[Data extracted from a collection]
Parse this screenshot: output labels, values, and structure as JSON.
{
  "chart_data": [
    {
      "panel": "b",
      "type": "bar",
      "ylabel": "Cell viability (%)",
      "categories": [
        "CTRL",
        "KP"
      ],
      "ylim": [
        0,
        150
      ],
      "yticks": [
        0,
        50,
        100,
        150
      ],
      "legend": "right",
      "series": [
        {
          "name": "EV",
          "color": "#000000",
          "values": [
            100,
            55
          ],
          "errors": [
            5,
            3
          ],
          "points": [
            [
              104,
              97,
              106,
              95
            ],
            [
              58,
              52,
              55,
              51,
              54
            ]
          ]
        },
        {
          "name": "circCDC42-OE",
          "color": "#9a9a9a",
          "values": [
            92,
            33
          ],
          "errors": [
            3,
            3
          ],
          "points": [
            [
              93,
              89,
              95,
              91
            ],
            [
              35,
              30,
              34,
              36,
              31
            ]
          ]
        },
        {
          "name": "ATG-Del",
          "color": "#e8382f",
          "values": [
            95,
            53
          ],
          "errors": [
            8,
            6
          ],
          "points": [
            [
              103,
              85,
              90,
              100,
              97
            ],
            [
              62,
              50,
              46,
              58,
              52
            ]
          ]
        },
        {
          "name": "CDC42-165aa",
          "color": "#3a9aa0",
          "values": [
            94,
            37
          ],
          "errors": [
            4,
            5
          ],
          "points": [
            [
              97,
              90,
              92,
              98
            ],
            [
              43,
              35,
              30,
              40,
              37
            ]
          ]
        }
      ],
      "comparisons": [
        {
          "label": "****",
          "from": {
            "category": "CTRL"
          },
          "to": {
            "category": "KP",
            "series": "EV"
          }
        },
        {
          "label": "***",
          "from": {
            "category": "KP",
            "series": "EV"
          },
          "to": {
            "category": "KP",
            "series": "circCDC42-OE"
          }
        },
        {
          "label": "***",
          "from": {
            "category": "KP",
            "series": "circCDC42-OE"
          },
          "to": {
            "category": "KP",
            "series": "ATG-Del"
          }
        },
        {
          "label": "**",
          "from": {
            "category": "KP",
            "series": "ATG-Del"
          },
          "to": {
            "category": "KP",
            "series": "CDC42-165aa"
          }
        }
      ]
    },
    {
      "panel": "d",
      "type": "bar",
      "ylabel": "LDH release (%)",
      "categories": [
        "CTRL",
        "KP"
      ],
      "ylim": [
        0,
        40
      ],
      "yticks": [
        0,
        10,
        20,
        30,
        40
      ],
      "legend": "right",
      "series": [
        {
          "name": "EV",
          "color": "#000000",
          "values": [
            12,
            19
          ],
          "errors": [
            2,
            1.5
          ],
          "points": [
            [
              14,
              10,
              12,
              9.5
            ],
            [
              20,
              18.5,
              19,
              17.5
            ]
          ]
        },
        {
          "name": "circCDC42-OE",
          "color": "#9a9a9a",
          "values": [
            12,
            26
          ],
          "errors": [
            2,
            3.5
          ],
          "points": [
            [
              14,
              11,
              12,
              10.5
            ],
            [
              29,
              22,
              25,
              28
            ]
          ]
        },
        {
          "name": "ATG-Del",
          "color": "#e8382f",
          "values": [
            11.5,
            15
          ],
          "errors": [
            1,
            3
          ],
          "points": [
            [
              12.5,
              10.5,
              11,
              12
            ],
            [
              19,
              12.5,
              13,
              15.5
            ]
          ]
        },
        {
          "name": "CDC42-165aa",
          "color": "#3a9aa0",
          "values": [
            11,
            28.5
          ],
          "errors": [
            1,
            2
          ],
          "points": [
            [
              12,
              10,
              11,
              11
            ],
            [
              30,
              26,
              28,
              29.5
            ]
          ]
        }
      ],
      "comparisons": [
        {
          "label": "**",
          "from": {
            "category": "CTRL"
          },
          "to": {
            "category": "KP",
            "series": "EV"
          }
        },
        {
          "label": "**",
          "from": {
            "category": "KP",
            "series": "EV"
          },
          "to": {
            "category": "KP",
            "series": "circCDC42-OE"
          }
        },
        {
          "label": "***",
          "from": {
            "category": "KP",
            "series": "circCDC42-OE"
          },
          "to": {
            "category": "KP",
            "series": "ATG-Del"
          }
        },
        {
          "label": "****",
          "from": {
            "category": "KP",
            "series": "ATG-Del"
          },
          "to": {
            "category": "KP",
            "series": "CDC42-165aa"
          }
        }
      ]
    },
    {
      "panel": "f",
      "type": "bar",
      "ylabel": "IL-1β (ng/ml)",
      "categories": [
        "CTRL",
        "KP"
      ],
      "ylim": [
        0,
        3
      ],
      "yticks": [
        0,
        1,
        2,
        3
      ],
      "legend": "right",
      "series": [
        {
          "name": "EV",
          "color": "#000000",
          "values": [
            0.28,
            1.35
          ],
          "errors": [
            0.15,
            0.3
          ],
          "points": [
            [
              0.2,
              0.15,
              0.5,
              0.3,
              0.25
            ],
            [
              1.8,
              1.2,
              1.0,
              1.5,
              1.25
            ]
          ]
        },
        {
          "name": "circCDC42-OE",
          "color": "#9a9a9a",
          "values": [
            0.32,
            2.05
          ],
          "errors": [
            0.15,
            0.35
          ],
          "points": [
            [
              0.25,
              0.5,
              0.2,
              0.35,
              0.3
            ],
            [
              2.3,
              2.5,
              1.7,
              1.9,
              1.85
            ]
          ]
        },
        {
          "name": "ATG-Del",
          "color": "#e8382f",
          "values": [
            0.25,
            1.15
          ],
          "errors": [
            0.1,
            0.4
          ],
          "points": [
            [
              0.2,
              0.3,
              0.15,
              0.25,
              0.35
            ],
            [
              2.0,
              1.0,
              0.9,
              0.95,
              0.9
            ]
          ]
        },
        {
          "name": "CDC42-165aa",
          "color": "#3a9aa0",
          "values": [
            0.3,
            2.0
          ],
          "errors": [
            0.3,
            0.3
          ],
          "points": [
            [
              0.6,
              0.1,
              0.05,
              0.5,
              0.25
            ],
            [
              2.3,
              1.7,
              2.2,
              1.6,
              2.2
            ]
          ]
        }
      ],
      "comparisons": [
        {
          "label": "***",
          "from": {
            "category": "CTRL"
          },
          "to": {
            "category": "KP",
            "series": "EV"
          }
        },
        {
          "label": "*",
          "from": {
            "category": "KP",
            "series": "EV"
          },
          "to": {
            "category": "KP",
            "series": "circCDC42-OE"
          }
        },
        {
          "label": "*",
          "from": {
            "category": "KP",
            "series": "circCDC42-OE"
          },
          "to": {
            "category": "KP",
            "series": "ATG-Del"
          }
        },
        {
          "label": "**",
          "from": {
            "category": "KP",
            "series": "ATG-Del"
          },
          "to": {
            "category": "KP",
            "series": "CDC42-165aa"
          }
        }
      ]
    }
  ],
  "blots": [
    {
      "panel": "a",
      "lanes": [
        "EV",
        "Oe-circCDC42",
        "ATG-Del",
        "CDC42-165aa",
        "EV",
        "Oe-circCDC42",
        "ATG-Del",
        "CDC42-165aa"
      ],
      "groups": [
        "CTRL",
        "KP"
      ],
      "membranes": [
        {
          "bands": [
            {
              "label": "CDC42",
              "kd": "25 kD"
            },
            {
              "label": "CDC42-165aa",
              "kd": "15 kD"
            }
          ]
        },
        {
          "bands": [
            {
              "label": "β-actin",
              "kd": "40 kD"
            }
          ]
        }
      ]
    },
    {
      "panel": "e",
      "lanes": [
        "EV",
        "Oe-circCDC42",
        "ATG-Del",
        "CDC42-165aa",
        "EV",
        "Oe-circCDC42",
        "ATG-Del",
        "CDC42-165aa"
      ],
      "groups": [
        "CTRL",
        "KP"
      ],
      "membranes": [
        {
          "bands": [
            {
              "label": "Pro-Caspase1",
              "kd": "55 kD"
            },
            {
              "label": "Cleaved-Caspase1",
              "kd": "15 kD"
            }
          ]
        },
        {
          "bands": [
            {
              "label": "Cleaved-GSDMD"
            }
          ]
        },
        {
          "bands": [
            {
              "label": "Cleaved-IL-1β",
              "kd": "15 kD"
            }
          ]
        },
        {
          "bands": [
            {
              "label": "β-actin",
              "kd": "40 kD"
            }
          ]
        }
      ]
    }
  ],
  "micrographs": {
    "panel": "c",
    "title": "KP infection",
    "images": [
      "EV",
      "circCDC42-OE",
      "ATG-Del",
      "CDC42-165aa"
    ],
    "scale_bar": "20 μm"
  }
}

◆ What is asked ◆
Scan the material for lines with the word "panel", and copy each line you find.

◆ Written solution ◆
      "panel": "b",
      "panel": "d",
      "panel": "f",
      "panel": "a",
      "panel": "e",
    "panel": "c",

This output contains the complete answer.